__What you are asked to do__: Quote the records in full and leave their pictures out.

__Material supplied__:
....

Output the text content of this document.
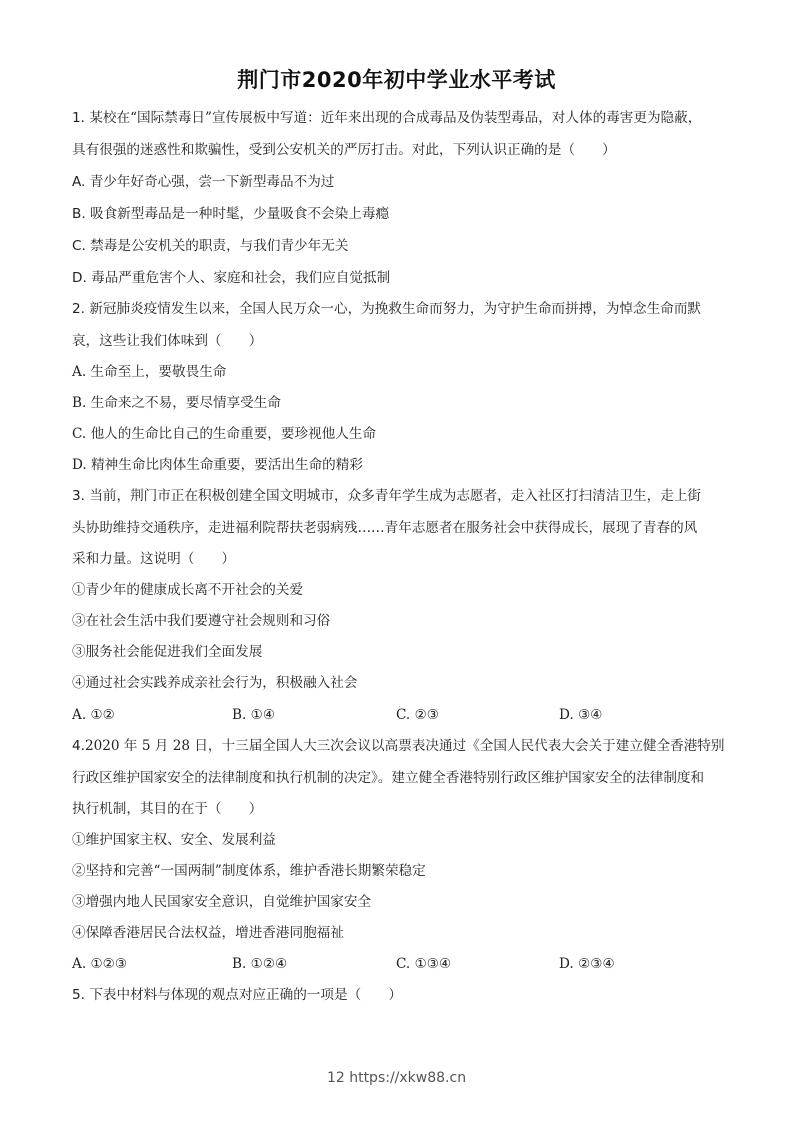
荆门市2020年初中学业水平考试
1. 某校在“国际禁毒日”宣传展板中写道：近年来出现的合成毒品及伪装型毒品，对人体的毒害更为隐蔽，
具有很强的迷惑性和欺骗性，受到公安机关的严厉打击。对此，下列认识正确的是（　　）
A. 青少年好奇心强，尝一下新型毒品不为过
B. 吸食新型毒品是一种时髦，少量吸食不会染上毒瘾
C. 禁毒是公安机关的职责，与我们青少年无关
D. 毒品严重危害个人、家庭和社会，我们应自觉抵制
2. 新冠肺炎疫情发生以来，全国人民万众一心，为挽救生命而努力，为守护生命而拼搏，为悼念生命而默
哀，这些让我们体味到（　　）
A. 生命至上，要敬畏生命
B. 生命来之不易，要尽情享受生命
C. 他人的生命比自己的生命重要，要珍视他人生命
D. 精神生命比肉体生命重要，要活出生命的精彩
3. 当前，荆门市正在积极创建全国文明城市，众多青年学生成为志愿者，走入社区打扫清洁卫生，走上街
头协助维持交通秩序，走进福利院帮扶老弱病残……青年志愿者在服务社会中获得成长，展现了青春的风
采和力量。这说明（　　）
①青少年的健康成长离不开社会的关爱
③在社会生活中我们要遵守社会规则和习俗
③服务社会能促进我们全面发展
④通过社会实践养成亲社会行为，积极融入社会
A. ①②	B. ①④	C. ②③	D. ③④
4.2020 年 5 月 28 日，十三届全国人大三次会议以高票表决通过《全国人民代表大会关于建立健全香港特别
行政区维护国家安全的法律制度和执行机制的决定》。建立健全香港特别行政区维护国家安全的法律制度和
执行机制，其目的在于（　　）
①维护国家主权、安全、发展利益
②坚持和完善“一国两制”制度体系，维护香港长期繁荣稳定
③增强内地人民国家安全意识，自觉维护国家安全
④保障香港居民合法权益，增进香港同胞福祉
A. ①②③	B. ①②④	C. ①③④	D. ②③④
5. 下表中材料与体现的观点对应正确的一项是（　　）
12 https://xkw88.cn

....

__Solution__:
Output the text content of this document.
荆门市2020年初中学业水平考试
1. 某校在“国际禁毒日”宣传展板中写道：近年来出现的合成毒品及伪装型毒品，对人体的毒害更为隐蔽，
具有很强的迷惑性和欺骗性，受到公安机关的严厉打击。对此，下列认识正确的是（　　）
A. 青少年好奇心强，尝一下新型毒品不为过
B. 吸食新型毒品是一种时髦，少量吸食不会染上毒瘾
C. 禁毒是公安机关的职责，与我们青少年无关
D. 毒品严重危害个人、家庭和社会，我们应自觉抵制
2. 新冠肺炎疫情发生以来，全国人民万众一心，为挽救生命而努力，为守护生命而拼搏，为悼念生命而默
哀，这些让我们体味到（　　）
A. 生命至上，要敬畏生命
B. 生命来之不易，要尽情享受生命
C. 他人的生命比自己的生命重要，要珍视他人生命
D. 精神生命比肉体生命重要，要活出生命的精彩
3. 当前，荆门市正在积极创建全国文明城市，众多青年学生成为志愿者，走入社区打扫清洁卫生，走上街
头协助维持交通秩序，走进福利院帮扶老弱病残……青年志愿者在服务社会中获得成长，展现了青春的风
采和力量。这说明（　　）
①青少年的健康成长离不开社会的关爱
③在社会生活中我们要遵守社会规则和习俗
③服务社会能促进我们全面发展
④通过社会实践养成亲社会行为，积极融入社会
A. ①②	B. ①④	C. ②③	D. ③④
4.2020 年 5 月 28 日，十三届全国人大三次会议以高票表决通过《全国人民代表大会关于建立健全香港特别
行政区维护国家安全的法律制度和执行机制的决定》。建立健全香港特别行政区维护国家安全的法律制度和
执行机制，其目的在于（　　）
①维护国家主权、安全、发展利益
②坚持和完善“一国两制”制度体系，维护香港长期繁荣稳定
③增强内地人民国家安全意识，自觉维护国家安全
④保障香港居民合法权益，增进香港同胞福祉
A. ①②③	B. ①②④	C. ①③④	D. ②③④
5. 下表中材料与体现的观点对应正确的一项是（　　）
12 https://xkw88.cn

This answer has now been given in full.